### Task goal:
Send back the records in full, character for character.

====

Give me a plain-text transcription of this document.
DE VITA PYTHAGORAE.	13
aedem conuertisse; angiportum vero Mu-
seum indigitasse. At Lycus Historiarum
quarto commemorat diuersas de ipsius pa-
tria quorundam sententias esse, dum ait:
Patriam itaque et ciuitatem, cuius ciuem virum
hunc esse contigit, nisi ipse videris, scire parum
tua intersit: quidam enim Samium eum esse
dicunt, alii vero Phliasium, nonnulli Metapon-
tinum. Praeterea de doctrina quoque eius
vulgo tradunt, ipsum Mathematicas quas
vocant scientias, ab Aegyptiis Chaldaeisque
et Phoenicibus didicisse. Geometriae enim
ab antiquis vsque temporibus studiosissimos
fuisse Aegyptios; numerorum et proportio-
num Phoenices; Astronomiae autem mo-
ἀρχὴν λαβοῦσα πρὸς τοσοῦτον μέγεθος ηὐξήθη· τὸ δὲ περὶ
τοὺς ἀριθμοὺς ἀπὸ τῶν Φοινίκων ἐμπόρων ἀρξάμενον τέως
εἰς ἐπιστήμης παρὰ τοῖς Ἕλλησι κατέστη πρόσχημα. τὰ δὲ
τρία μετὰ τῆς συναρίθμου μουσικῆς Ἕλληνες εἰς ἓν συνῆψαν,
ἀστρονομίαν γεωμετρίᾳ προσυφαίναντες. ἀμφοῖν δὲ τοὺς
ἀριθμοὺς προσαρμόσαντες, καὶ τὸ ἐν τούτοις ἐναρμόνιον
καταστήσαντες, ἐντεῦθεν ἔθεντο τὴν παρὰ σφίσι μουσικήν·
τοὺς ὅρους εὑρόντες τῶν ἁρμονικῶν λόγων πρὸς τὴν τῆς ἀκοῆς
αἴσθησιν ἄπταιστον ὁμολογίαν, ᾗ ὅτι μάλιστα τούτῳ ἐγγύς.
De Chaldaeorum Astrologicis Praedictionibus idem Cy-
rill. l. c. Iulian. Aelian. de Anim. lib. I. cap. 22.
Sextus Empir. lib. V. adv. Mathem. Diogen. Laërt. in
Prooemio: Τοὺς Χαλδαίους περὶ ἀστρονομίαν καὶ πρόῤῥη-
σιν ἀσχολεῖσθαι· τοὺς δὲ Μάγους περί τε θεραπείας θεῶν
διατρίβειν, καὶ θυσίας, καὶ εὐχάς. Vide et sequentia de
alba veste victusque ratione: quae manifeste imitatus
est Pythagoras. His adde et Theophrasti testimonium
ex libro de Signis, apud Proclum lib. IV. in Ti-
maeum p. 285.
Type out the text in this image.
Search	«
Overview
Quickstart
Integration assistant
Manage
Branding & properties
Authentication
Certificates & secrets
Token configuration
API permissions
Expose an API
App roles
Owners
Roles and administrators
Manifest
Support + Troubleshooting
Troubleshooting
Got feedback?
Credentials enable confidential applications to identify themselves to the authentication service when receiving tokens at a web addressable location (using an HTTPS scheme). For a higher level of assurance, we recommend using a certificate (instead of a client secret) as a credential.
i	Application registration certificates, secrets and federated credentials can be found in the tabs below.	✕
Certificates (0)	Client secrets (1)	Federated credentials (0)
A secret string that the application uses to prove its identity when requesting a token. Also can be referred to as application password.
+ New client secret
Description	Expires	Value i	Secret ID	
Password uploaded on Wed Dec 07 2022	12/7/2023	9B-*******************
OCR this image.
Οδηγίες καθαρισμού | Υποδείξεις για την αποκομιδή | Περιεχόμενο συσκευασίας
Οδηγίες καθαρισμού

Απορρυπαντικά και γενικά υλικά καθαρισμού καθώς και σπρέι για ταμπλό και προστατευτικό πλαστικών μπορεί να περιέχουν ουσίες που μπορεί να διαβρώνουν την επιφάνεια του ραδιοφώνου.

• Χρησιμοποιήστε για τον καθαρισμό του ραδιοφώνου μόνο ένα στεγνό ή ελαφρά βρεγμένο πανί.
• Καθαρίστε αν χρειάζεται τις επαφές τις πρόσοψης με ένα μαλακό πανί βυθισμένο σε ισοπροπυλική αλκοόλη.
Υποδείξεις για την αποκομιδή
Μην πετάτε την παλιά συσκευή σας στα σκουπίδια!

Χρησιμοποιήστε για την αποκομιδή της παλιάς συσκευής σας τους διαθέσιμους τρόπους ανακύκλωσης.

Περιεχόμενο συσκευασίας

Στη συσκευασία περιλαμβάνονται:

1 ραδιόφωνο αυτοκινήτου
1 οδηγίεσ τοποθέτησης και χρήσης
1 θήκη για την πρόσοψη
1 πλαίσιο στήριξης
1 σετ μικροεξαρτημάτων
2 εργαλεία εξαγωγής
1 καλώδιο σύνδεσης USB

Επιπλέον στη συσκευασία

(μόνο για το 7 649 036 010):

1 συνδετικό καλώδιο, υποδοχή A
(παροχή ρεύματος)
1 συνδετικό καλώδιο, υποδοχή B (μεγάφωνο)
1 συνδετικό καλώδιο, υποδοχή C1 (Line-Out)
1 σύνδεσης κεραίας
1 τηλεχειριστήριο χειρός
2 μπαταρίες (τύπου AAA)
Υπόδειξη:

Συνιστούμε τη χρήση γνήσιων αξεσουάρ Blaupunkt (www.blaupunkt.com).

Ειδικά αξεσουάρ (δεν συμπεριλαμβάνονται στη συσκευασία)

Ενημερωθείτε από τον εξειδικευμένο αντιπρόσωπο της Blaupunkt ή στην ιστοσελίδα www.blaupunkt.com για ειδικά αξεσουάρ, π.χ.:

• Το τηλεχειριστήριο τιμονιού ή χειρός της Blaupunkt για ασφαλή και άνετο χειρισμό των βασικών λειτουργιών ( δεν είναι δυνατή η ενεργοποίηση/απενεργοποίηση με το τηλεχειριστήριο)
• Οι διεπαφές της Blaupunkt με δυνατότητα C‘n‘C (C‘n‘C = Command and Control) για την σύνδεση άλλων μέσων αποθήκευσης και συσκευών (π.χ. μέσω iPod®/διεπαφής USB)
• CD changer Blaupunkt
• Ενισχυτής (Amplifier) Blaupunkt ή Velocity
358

====

### Result:
Give me a plain-text transcription of this document.
DE VITA PYTHAGORAE.	13
aedem conuertisse; angiportum vero Mu-
seum indigitasse. At Lycus Historiarum
quarto commemorat diuersas de ipsius pa-
tria quorundam sententias esse, dum ait:
Patriam itaque et ciuitatem, cuius ciuem virum
hunc esse contigit, nisi ipse videris, scire parum
tua intersit: quidam enim Samium eum esse
dicunt, alii vero Phliasium, nonnulli Metapon-
tinum. Praeterea de doctrina quoque eius
vulgo tradunt, ipsum Mathematicas quas
vocant scientias, ab Aegyptiis Chaldaeisque
et Phoenicibus didicisse. Geometriae enim
ab antiquis vsque temporibus studiosissimos
fuisse Aegyptios; numerorum et proportio-
num Phoenices; Astronomiae autem mo-
ἀρχὴν λαβοῦσα πρὸς τοσοῦτον μέγεθος ηὐξήθη· τὸ δὲ περὶ
τοὺς ἀριθμοὺς ἀπὸ τῶν Φοινίκων ἐμπόρων ἀρξάμενον τέως
εἰς ἐπιστήμης παρὰ τοῖς Ἕλλησι κατέστη πρόσχημα. τὰ δὲ
τρία μετὰ τῆς συναρίθμου μουσικῆς Ἕλληνες εἰς ἓν συνῆψαν,
ἀστρονομίαν γεωμετρίᾳ προσυφαίναντες. ἀμφοῖν δὲ τοὺς
ἀριθμοὺς προσαρμόσαντες, καὶ τὸ ἐν τούτοις ἐναρμόνιον
καταστήσαντες, ἐντεῦθεν ἔθεντο τὴν παρὰ σφίσι μουσικήν·
τοὺς ὅρους εὑρόντες τῶν ἁρμονικῶν λόγων πρὸς τὴν τῆς ἀκοῆς
αἴσθησιν ἄπταιστον ὁμολογίαν, ᾗ ὅτι μάλιστα τούτῳ ἐγγύς.
De Chaldaeorum Astrologicis Praedictionibus idem Cy-
rill. l. c. Iulian. Aelian. de Anim. lib. I. cap. 22.
Sextus Empir. lib. V. adv. Mathem. Diogen. Laërt. in
Prooemio: Τοὺς Χαλδαίους περὶ ἀστρονομίαν καὶ πρόῤῥη-
σιν ἀσχολεῖσθαι· τοὺς δὲ Μάγους περί τε θεραπείας θεῶν
διατρίβειν, καὶ θυσίας, καὶ εὐχάς. Vide et sequentia de
alba veste victusque ratione: quae manifeste imitatus
est Pythagoras. His adde et Theophrasti testimonium
ex libro de Signis, apud Proclum lib. IV. in Ti-
maeum p. 285.
Type out the text in this image.
Search	«
Overview
Quickstart
Integration assistant
Manage
Branding & properties
Authentication
Certificates & secrets
Token configuration
API permissions
Expose an API
App roles
Owners
Roles and administrators
Manifest
Support + Troubleshooting
Troubleshooting
Got feedback?
Credentials enable confidential applications to identify themselves to the authentication service when receiving tokens at a web addressable location (using an HTTPS scheme). For a higher level of assurance, we recommend using a certificate (instead of a client secret) as a credential.
i	Application registration certificates, secrets and federated credentials can be found in the tabs below.	✕
Certificates (0)	Client secrets (1)	Federated credentials (0)
A secret string that the application uses to prove its identity when requesting a token. Also can be referred to as application password.
+ New client secret
Description	Expires	Value i	Secret ID	
Password uploaded on Wed Dec 07 2022	12/7/2023	9B-*******************
OCR this image.
Οδηγίες καθαρισμού | Υποδείξεις για την αποκομιδή | Περιεχόμενο συσκευασίας
Οδηγίες καθαρισμού

Απορρυπαντικά και γενικά υλικά καθαρισμού καθώς και σπρέι για ταμπλό και προστατευτικό πλαστικών μπορεί να περιέχουν ουσίες που μπορεί να διαβρώνουν την επιφάνεια του ραδιοφώνου.

• Χρησιμοποιήστε για τον καθαρισμό του ραδιοφώνου μόνο ένα στεγνό ή ελαφρά βρεγμένο πανί.
• Καθαρίστε αν χρειάζεται τις επαφές τις πρόσοψης με ένα μαλακό πανί βυθισμένο σε ισοπροπυλική αλκοόλη.
Υποδείξεις για την αποκομιδή
Μην πετάτε την παλιά συσκευή σας στα σκουπίδια!

Χρησιμοποιήστε για την αποκομιδή της παλιάς συσκευής σας τους διαθέσιμους τρόπους ανακύκλωσης.

Περιεχόμενο συσκευασίας

Στη συσκευασία περιλαμβάνονται:

1 ραδιόφωνο αυτοκινήτου
1 οδηγίεσ τοποθέτησης και χρήσης
1 θήκη για την πρόσοψη
1 πλαίσιο στήριξης
1 σετ μικροεξαρτημάτων
2 εργαλεία εξαγωγής
1 καλώδιο σύνδεσης USB

Επιπλέον στη συσκευασία

(μόνο για το 7 649 036 010):

1 συνδετικό καλώδιο, υποδοχή A
(παροχή ρεύματος)
1 συνδετικό καλώδιο, υποδοχή B (μεγάφωνο)
1 συνδετικό καλώδιο, υποδοχή C1 (Line-Out)
1 σύνδεσης κεραίας
1 τηλεχειριστήριο χειρός
2 μπαταρίες (τύπου AAA)
Υπόδειξη:

Συνιστούμε τη χρήση γνήσιων αξεσουάρ Blaupunkt (www.blaupunkt.com).

Ειδικά αξεσουάρ (δεν συμπεριλαμβάνονται στη συσκευασία)

Ενημερωθείτε από τον εξειδικευμένο αντιπρόσωπο της Blaupunkt ή στην ιστοσελίδα www.blaupunkt.com για ειδικά αξεσουάρ, π.χ.:

• Το τηλεχειριστήριο τιμονιού ή χειρός της Blaupunkt για ασφαλή και άνετο χειρισμό των βασικών λειτουργιών ( δεν είναι δυνατή η ενεργοποίηση/απενεργοποίηση με το τηλεχειριστήριο)
• Οι διεπαφές της Blaupunkt με δυνατότητα C‘n‘C (C‘n‘C = Command and Control) για την σύνδεση άλλων μέσων αποθήκευσης και συσκευών (π.χ. μέσω iPod®/διεπαφής USB)
• CD changer Blaupunkt
• Ενισχυτής (Amplifier) Blaupunkt ή Velocity
358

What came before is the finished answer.